» Required task: Pictures in the data below are not part of the copy; transcribe everything else exactly.

» Records supplied:

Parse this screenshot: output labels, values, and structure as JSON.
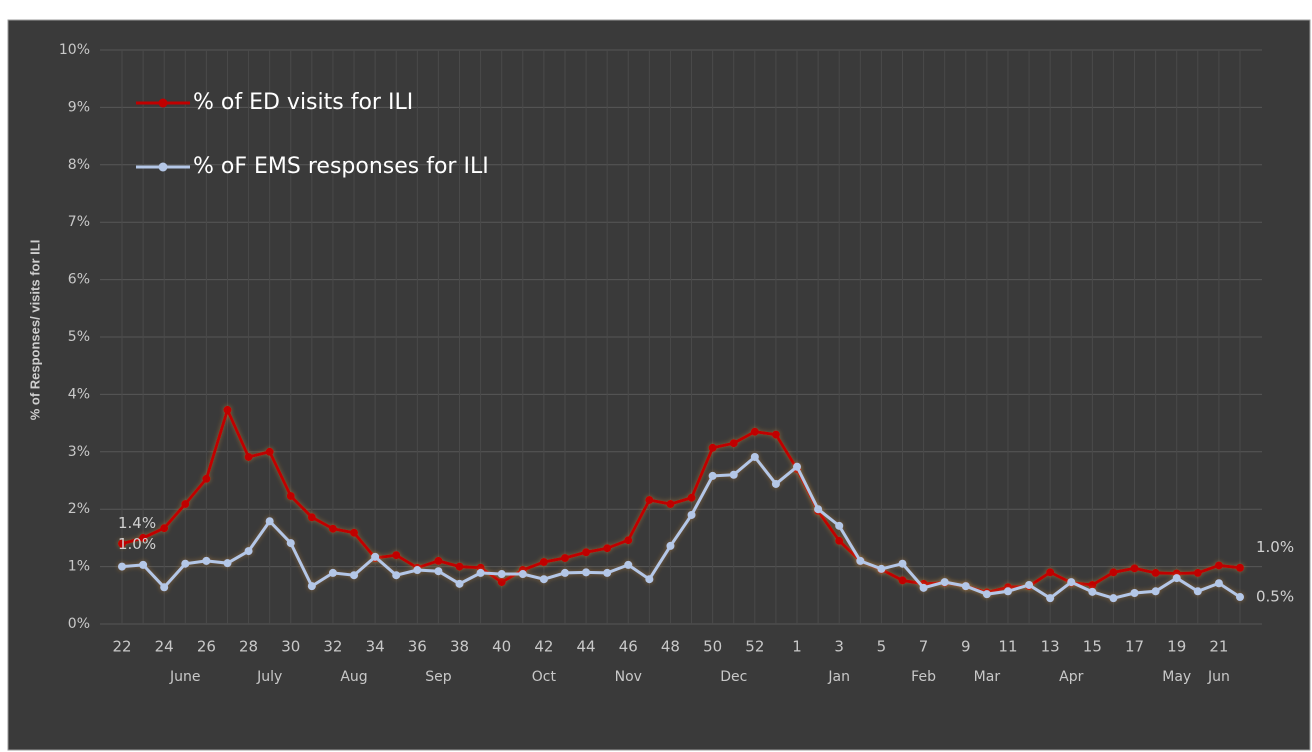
{
  "chart_data": {
    "type": "line",
    "y_label": "% of Responses/ visits for ILI",
    "categories": [
      "22",
      null,
      "24",
      null,
      "26",
      null,
      "28",
      null,
      "30",
      null,
      "32",
      null,
      "34",
      null,
      "36",
      null,
      "38",
      null,
      "40",
      null,
      "42",
      null,
      "44",
      null,
      "46",
      null,
      "48",
      null,
      "50",
      null,
      "52",
      null,
      "1",
      null,
      "3",
      null,
      "5",
      null,
      "7",
      null,
      "9",
      null,
      "11",
      null,
      "13",
      null,
      "15",
      null,
      "17",
      null,
      "19",
      null,
      "21",
      null
    ],
    "months": [
      null,
      null,
      null,
      "June",
      null,
      null,
      null,
      "July",
      null,
      null,
      null,
      "Aug",
      null,
      null,
      null,
      "Sep",
      null,
      null,
      null,
      null,
      "Oct",
      null,
      null,
      null,
      "Nov",
      null,
      null,
      null,
      null,
      "Dec",
      null,
      null,
      null,
      null,
      "Jan",
      null,
      null,
      null,
      "Feb",
      null,
      null,
      "Mar",
      null,
      null,
      null,
      "Apr",
      null,
      null,
      null,
      null,
      "May",
      null,
      "Jun",
      null
    ],
    "series": [
      {
        "name": "% of ED visits for ILI",
        "color": "#c00000",
        "values": [
          1.4,
          1.5,
          1.67,
          2.09,
          2.53,
          3.73,
          2.91,
          3.0,
          2.23,
          1.86,
          1.66,
          1.59,
          1.15,
          1.2,
          0.98,
          1.1,
          1.0,
          0.98,
          0.73,
          0.94,
          1.08,
          1.15,
          1.25,
          1.32,
          1.46,
          2.16,
          2.09,
          2.2,
          3.07,
          3.15,
          3.35,
          3.3,
          2.7,
          1.97,
          1.45,
          1.1,
          0.95,
          0.76,
          0.7,
          0.72,
          0.66,
          0.55,
          0.64,
          0.66,
          0.9,
          0.72,
          0.68,
          0.9,
          0.97,
          0.89,
          0.88,
          0.89,
          1.02,
          0.98
        ],
        "value_labels": [
          "1.4%",
          null,
          null,
          null,
          null,
          null,
          null,
          null,
          null,
          null,
          null,
          null,
          null,
          null,
          null,
          null,
          null,
          null,
          null,
          null,
          null,
          null,
          null,
          null,
          null,
          null,
          null,
          null,
          null,
          null,
          null,
          null,
          null,
          null,
          null,
          null,
          null,
          null,
          null,
          null,
          null,
          null,
          null,
          null,
          null,
          null,
          null,
          null,
          null,
          null,
          null,
          null,
          null,
          "1.0%"
        ]
      },
      {
        "name": "% oF EMS responses for ILI",
        "color": "#b4c7e7",
        "values": [
          1.0,
          1.03,
          0.64,
          1.05,
          1.1,
          1.06,
          1.27,
          1.79,
          1.41,
          0.66,
          0.89,
          0.85,
          1.17,
          0.85,
          0.94,
          0.92,
          0.7,
          0.89,
          0.87,
          0.87,
          0.78,
          0.89,
          0.9,
          0.89,
          1.03,
          0.78,
          1.36,
          1.9,
          2.58,
          2.6,
          2.91,
          2.44,
          2.74,
          2.0,
          1.71,
          1.1,
          0.96,
          1.05,
          0.63,
          0.73,
          0.66,
          0.52,
          0.57,
          0.68,
          0.45,
          0.73,
          0.56,
          0.45,
          0.54,
          0.57,
          0.8,
          0.57,
          0.71,
          0.47
        ],
        "value_labels": [
          "1.0%",
          null,
          null,
          null,
          null,
          null,
          null,
          null,
          null,
          null,
          null,
          null,
          null,
          null,
          null,
          null,
          null,
          null,
          null,
          null,
          null,
          null,
          null,
          null,
          null,
          null,
          null,
          null,
          null,
          null,
          null,
          null,
          null,
          null,
          null,
          null,
          null,
          null,
          null,
          null,
          null,
          null,
          null,
          null,
          null,
          null,
          null,
          null,
          null,
          null,
          null,
          null,
          null,
          "0.5%"
        ]
      }
    ],
    "ylim": [
      0,
      10
    ],
    "yticks": [
      {
        "value": 0,
        "label": "0%"
      },
      {
        "value": 1,
        "label": "1%"
      },
      {
        "value": 2,
        "label": "2%"
      },
      {
        "value": 3,
        "label": "3%"
      },
      {
        "value": 4,
        "label": "4%"
      },
      {
        "value": 5,
        "label": "5%"
      },
      {
        "value": 6,
        "label": "6%"
      },
      {
        "value": 7,
        "label": "7%"
      },
      {
        "value": 8,
        "label": "8%"
      },
      {
        "value": 9,
        "label": "9%"
      },
      {
        "value": 10,
        "label": "10%"
      }
    ],
    "grid": true,
    "legend": "top-left"
  }
}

» Exercise answer:
Parse this screenshot: output labels, values, and structure as JSON.
{
  "chart_data": {
    "type": "line",
    "y_label": "% of Responses/ visits for ILI",
    "categories": [
      "22",
      null,
      "24",
      null,
      "26",
      null,
      "28",
      null,
      "30",
      null,
      "32",
      null,
      "34",
      null,
      "36",
      null,
      "38",
      null,
      "40",
      null,
      "42",
      null,
      "44",
      null,
      "46",
      null,
      "48",
      null,
      "50",
      null,
      "52",
      null,
      "1",
      null,
      "3",
      null,
      "5",
      null,
      "7",
      null,
      "9",
      null,
      "11",
      null,
      "13",
      null,
      "15",
      null,
      "17",
      null,
      "19",
      null,
      "21",
      null
    ],
    "months": [
      null,
      null,
      null,
      "June",
      null,
      null,
      null,
      "July",
      null,
      null,
      null,
      "Aug",
      null,
      null,
      null,
      "Sep",
      null,
      null,
      null,
      null,
      "Oct",
      null,
      null,
      null,
      "Nov",
      null,
      null,
      null,
      null,
      "Dec",
      null,
      null,
      null,
      null,
      "Jan",
      null,
      null,
      null,
      "Feb",
      null,
      null,
      "Mar",
      null,
      null,
      null,
      "Apr",
      null,
      null,
      null,
      null,
      "May",
      null,
      "Jun",
      null
    ],
    "series": [
      {
        "name": "% of ED visits for ILI",
        "color": "#c00000",
        "values": [
          1.4,
          1.5,
          1.67,
          2.09,
          2.53,
          3.73,
          2.91,
          3.0,
          2.23,
          1.86,
          1.66,
          1.59,
          1.15,
          1.2,
          0.98,
          1.1,
          1.0,
          0.98,
          0.73,
          0.94,
          1.08,
          1.15,
          1.25,
          1.32,
          1.46,
          2.16,
          2.09,
          2.2,
          3.07,
          3.15,
          3.35,
          3.3,
          2.7,
          1.97,
          1.45,
          1.1,
          0.95,
          0.76,
          0.7,
          0.72,
          0.66,
          0.55,
          0.64,
          0.66,
          0.9,
          0.72,
          0.68,
          0.9,
          0.97,
          0.89,
          0.88,
          0.89,
          1.02,
          0.98
        ],
        "value_labels": [
          "1.4%",
          null,
          null,
          null,
          null,
          null,
          null,
          null,
          null,
          null,
          null,
          null,
          null,
          null,
          null,
          null,
          null,
          null,
          null,
          null,
          null,
          null,
          null,
          null,
          null,
          null,
          null,
          null,
          null,
          null,
          null,
          null,
          null,
          null,
          null,
          null,
          null,
          null,
          null,
          null,
          null,
          null,
          null,
          null,
          null,
          null,
          null,
          null,
          null,
          null,
          null,
          null,
          null,
          "1.0%"
        ]
      },
      {
        "name": "% oF EMS responses for ILI",
        "color": "#b4c7e7",
        "values": [
          1.0,
          1.03,
          0.64,
          1.05,
          1.1,
          1.06,
          1.27,
          1.79,
          1.41,
          0.66,
          0.89,
          0.85,
          1.17,
          0.85,
          0.94,
          0.92,
          0.7,
          0.89,
          0.87,
          0.87,
          0.78,
          0.89,
          0.9,
          0.89,
          1.03,
          0.78,
          1.36,
          1.9,
          2.58,
          2.6,
          2.91,
          2.44,
          2.74,
          2.0,
          1.71,
          1.1,
          0.96,
          1.05,
          0.63,
          0.73,
          0.66,
          0.52,
          0.57,
          0.68,
          0.45,
          0.73,
          0.56,
          0.45,
          0.54,
          0.57,
          0.8,
          0.57,
          0.71,
          0.47
        ],
        "value_labels": [
          "1.0%",
          null,
          null,
          null,
          null,
          null,
          null,
          null,
          null,
          null,
          null,
          null,
          null,
          null,
          null,
          null,
          null,
          null,
          null,
          null,
          null,
          null,
          null,
          null,
          null,
          null,
          null,
          null,
          null,
          null,
          null,
          null,
          null,
          null,
          null,
          null,
          null,
          null,
          null,
          null,
          null,
          null,
          null,
          null,
          null,
          null,
          null,
          null,
          null,
          null,
          null,
          null,
          null,
          "0.5%"
        ]
      }
    ],
    "ylim": [
      0,
      10
    ],
    "yticks": [
      {
        "value": 0,
        "label": "0%"
      },
      {
        "value": 1,
        "label": "1%"
      },
      {
        "value": 2,
        "label": "2%"
      },
      {
        "value": 3,
        "label": "3%"
      },
      {
        "value": 4,
        "label": "4%"
      },
      {
        "value": 5,
        "label": "5%"
      },
      {
        "value": 6,
        "label": "6%"
      },
      {
        "value": 7,
        "label": "7%"
      },
      {
        "value": 8,
        "label": "8%"
      },
      {
        "value": 9,
        "label": "9%"
      },
      {
        "value": 10,
        "label": "10%"
      }
    ],
    "grid": true,
    "legend": "top-left"
  }
}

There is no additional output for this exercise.